--- BEGIN Provided data ---

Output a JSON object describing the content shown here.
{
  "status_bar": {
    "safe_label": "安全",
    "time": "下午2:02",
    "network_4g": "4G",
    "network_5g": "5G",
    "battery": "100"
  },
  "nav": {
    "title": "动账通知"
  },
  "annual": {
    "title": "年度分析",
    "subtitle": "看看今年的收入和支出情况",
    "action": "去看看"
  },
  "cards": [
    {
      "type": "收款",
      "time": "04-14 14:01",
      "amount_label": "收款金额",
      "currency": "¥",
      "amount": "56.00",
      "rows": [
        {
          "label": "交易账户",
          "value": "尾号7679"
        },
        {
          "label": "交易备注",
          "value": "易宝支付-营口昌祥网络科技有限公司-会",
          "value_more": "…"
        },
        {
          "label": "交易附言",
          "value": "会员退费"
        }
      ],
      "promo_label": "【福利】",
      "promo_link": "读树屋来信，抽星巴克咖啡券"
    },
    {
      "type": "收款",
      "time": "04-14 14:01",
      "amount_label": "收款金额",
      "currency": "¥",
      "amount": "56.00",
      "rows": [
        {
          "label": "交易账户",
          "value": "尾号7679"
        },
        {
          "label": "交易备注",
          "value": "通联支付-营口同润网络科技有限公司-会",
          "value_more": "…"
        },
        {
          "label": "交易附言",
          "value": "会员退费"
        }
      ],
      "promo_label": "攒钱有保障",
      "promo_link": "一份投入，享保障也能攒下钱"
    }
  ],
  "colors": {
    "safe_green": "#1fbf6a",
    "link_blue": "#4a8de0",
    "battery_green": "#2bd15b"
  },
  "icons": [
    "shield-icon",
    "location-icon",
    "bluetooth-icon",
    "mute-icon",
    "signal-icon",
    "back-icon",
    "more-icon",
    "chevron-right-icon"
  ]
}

--- END Provided data ---

*Short task*: Your task is to reproduce the whole listing exactly.

*Result for this exercise*:
Output a JSON object describing the content shown here.
{
  "status_bar": {
    "safe_label": "安全",
    "time": "下午2:02",
    "network_4g": "4G",
    "network_5g": "5G",
    "battery": "100"
  },
  "nav": {
    "title": "动账通知"
  },
  "annual": {
    "title": "年度分析",
    "subtitle": "看看今年的收入和支出情况",
    "action": "去看看"
  },
  "cards": [
    {
      "type": "收款",
      "time": "04-14 14:01",
      "amount_label": "收款金额",
      "currency": "¥",
      "amount": "56.00",
      "rows": [
        {
          "label": "交易账户",
          "value": "尾号7679"
        },
        {
          "label": "交易备注",
          "value": "易宝支付-营口昌祥网络科技有限公司-会",
          "value_more": "…"
        },
        {
          "label": "交易附言",
          "value": "会员退费"
        }
      ],
      "promo_label": "【福利】",
      "promo_link": "读树屋来信，抽星巴克咖啡券"
    },
    {
      "type": "收款",
      "time": "04-14 14:01",
      "amount_label": "收款金额",
      "currency": "¥",
      "amount": "56.00",
      "rows": [
        {
          "label": "交易账户",
          "value": "尾号7679"
        },
        {
          "label": "交易备注",
          "value": "通联支付-营口同润网络科技有限公司-会",
          "value_more": "…"
        },
        {
          "label": "交易附言",
          "value": "会员退费"
        }
      ],
      "promo_label": "攒钱有保障",
      "promo_link": "一份投入，享保障也能攒下钱"
    }
  ],
  "colors": {
    "safe_green": "#1fbf6a",
    "link_blue": "#4a8de0",
    "battery_green": "#2bd15b"
  },
  "icons": [
    "shield-icon",
    "location-icon",
    "bluetooth-icon",
    "mute-icon",
    "signal-icon",
    "back-icon",
    "more-icon",
    "chevron-right-icon"
  ]
}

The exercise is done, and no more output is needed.